Request
Working from the entries that follow, transcribe exactly and only the lines from the one with "What does this" through the last, pictures excluded.

Excerpted records

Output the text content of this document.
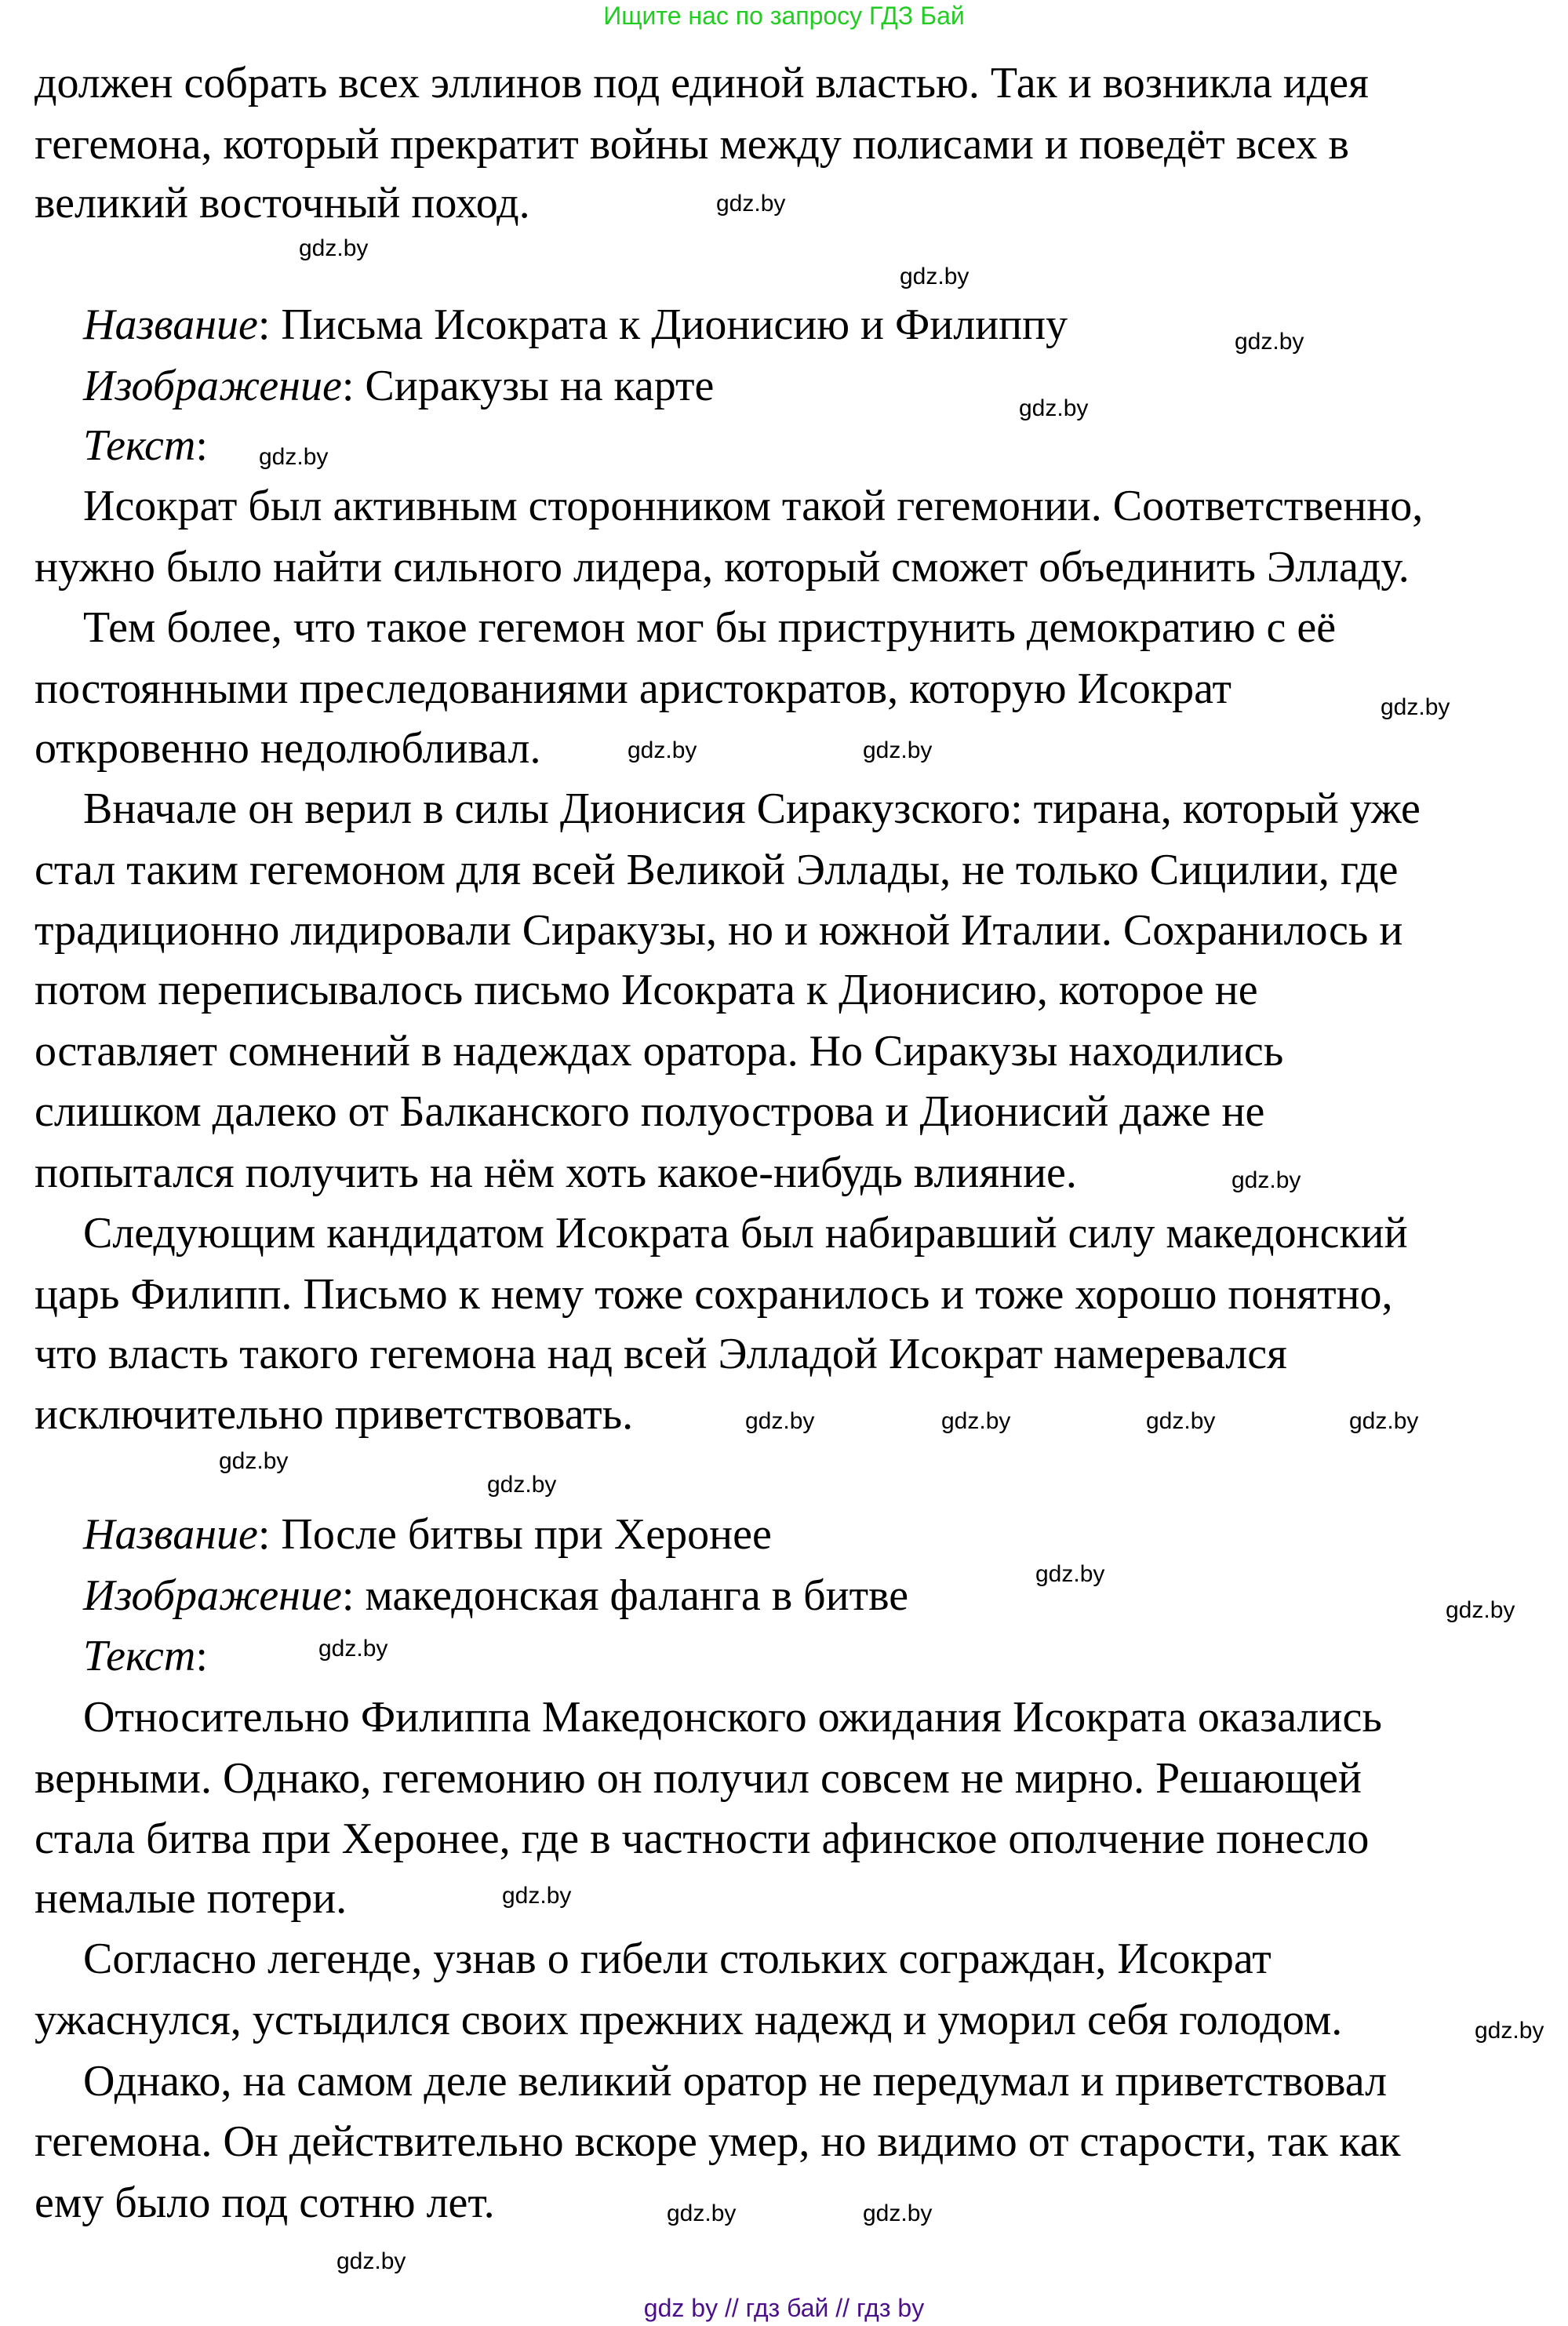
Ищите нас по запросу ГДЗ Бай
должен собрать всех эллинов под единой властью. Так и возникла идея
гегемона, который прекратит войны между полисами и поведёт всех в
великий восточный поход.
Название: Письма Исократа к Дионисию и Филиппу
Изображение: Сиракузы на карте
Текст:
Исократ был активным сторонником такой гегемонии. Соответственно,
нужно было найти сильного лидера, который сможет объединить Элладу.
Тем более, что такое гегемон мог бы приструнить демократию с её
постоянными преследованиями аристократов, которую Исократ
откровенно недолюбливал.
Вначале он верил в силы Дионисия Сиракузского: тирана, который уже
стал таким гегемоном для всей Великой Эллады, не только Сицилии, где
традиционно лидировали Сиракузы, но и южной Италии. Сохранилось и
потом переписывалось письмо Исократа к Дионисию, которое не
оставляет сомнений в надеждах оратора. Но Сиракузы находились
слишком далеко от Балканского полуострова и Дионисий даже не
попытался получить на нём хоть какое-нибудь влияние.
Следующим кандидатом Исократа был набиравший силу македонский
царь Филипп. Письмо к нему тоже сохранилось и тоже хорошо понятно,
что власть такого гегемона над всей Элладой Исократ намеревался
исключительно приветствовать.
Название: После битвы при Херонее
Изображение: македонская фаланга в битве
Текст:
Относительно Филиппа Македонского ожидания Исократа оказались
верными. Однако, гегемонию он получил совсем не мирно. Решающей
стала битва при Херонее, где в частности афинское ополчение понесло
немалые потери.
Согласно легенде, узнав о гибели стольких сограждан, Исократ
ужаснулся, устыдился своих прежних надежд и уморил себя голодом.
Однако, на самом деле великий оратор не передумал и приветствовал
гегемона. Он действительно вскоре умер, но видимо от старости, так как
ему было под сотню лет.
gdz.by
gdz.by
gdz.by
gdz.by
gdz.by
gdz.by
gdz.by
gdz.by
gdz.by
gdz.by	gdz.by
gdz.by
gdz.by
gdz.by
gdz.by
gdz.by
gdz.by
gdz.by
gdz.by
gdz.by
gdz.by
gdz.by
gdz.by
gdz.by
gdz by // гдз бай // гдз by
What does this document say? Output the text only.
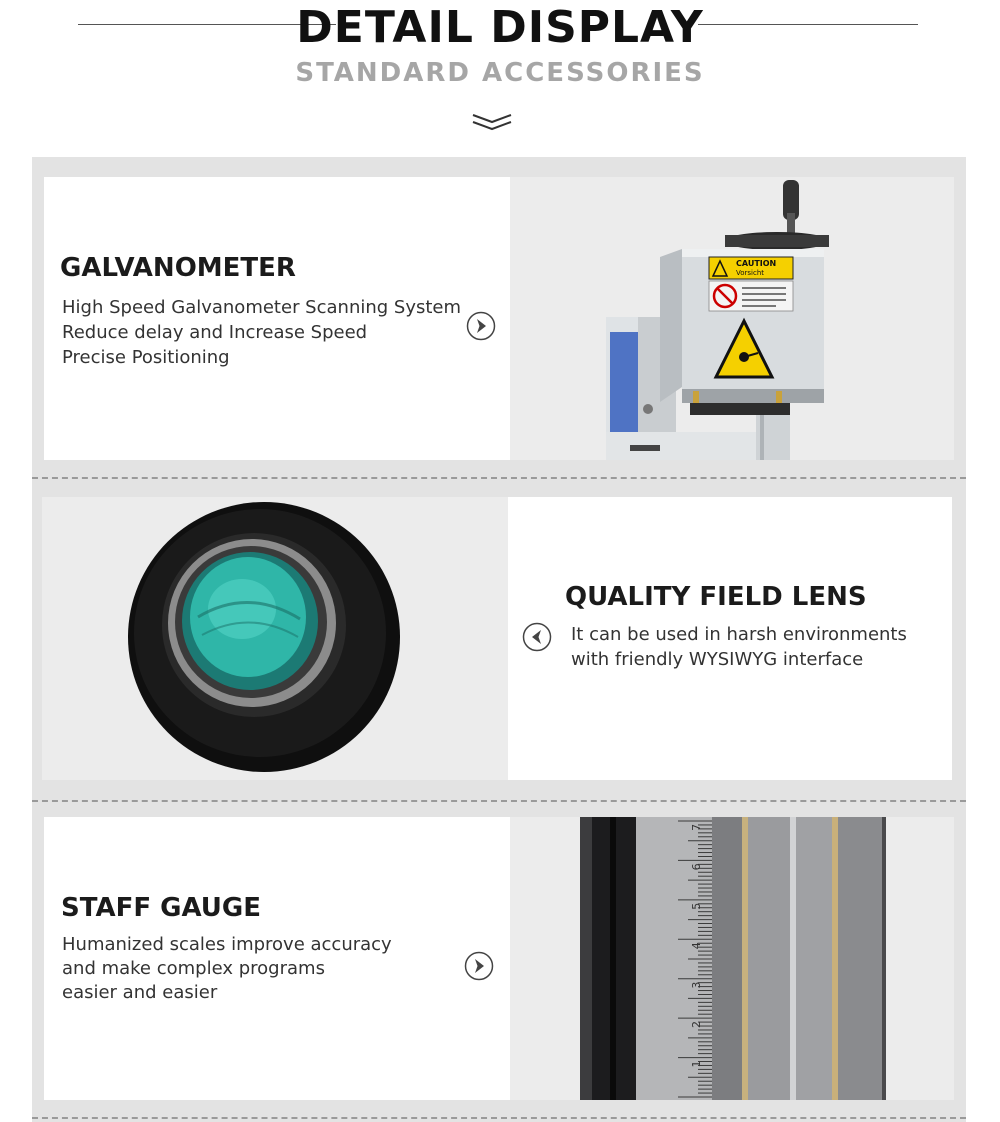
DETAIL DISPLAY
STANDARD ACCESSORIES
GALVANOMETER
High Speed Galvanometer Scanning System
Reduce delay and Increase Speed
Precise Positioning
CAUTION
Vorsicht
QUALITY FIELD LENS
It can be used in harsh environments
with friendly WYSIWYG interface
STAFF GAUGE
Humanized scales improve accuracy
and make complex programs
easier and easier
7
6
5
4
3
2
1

Reply
What does this document say? Output the text only.
DETAIL DISPLAY
STANDARD ACCESSORIES
GALVANOMETER
High Speed Galvanometer Scanning System
Reduce delay and Increase Speed
Precise Positioning
CAUTION
Vorsicht
QUALITY FIELD LENS
It can be used in harsh environments
with friendly WYSIWYG interface
STAFF GAUGE
Humanized scales improve accuracy
and make complex programs
easier and easier
7
6
5
4
3
2
1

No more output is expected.